-- BEGIN RAW RECORDS --

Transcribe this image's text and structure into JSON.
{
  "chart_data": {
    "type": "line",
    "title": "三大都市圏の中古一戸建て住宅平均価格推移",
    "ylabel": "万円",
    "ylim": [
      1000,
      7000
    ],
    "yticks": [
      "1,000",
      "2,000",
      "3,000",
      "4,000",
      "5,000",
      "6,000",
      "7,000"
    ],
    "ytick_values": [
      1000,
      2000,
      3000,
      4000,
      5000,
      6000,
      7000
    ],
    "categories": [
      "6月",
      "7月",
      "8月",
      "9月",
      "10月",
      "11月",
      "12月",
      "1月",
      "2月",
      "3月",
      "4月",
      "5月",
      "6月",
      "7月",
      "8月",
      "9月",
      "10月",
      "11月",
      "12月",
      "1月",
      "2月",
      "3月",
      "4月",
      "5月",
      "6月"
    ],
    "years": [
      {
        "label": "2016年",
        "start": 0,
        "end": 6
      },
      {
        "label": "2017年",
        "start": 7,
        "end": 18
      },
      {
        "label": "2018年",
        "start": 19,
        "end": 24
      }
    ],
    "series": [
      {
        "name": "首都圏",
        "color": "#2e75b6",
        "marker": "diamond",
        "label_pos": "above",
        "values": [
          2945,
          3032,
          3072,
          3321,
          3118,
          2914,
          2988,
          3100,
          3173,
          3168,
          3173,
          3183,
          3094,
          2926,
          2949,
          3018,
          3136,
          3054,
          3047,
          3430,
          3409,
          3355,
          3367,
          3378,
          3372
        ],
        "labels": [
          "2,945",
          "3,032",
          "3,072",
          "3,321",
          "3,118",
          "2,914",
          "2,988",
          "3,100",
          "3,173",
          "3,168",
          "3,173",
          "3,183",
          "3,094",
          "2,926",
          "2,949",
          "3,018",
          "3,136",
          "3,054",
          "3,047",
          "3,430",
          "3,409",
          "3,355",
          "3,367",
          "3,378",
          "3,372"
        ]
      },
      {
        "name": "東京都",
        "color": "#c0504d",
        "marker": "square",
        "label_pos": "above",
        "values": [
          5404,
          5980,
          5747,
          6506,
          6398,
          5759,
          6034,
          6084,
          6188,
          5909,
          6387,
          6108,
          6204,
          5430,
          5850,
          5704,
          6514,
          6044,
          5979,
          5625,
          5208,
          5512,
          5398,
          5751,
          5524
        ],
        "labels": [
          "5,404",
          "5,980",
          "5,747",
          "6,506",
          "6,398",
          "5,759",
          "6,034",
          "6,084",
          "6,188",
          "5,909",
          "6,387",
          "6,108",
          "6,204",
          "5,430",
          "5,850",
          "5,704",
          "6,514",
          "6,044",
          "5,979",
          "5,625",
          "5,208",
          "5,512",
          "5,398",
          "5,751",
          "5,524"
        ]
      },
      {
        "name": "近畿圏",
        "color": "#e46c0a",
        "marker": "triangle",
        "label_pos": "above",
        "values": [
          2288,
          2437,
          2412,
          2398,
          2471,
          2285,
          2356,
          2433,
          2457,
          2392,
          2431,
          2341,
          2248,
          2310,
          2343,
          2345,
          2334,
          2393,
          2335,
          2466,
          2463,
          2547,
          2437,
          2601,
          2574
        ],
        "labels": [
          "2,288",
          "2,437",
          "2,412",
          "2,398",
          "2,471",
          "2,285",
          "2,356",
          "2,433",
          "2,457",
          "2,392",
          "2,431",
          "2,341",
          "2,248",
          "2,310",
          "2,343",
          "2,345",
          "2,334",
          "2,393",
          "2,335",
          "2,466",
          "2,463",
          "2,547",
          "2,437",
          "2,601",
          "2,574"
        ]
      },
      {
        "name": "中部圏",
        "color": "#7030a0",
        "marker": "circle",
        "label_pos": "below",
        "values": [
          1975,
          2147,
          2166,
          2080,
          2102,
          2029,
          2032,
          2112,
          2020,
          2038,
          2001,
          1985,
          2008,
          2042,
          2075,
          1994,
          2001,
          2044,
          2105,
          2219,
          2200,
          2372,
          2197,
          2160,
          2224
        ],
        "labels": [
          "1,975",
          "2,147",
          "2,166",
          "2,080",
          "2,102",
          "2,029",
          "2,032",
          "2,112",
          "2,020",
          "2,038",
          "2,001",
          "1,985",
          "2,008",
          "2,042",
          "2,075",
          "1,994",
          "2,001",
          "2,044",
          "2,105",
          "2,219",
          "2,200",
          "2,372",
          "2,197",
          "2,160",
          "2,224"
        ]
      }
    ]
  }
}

-- END RAW RECORDS --

**WHAT YOU SHOULD DO**:
Pull out all lines from the listing that contain the string "marker".

**EXPECTED ANSWER**:
        "marker": "diamond",
        "marker": "square",
        "marker": "triangle",
        "marker": "circle",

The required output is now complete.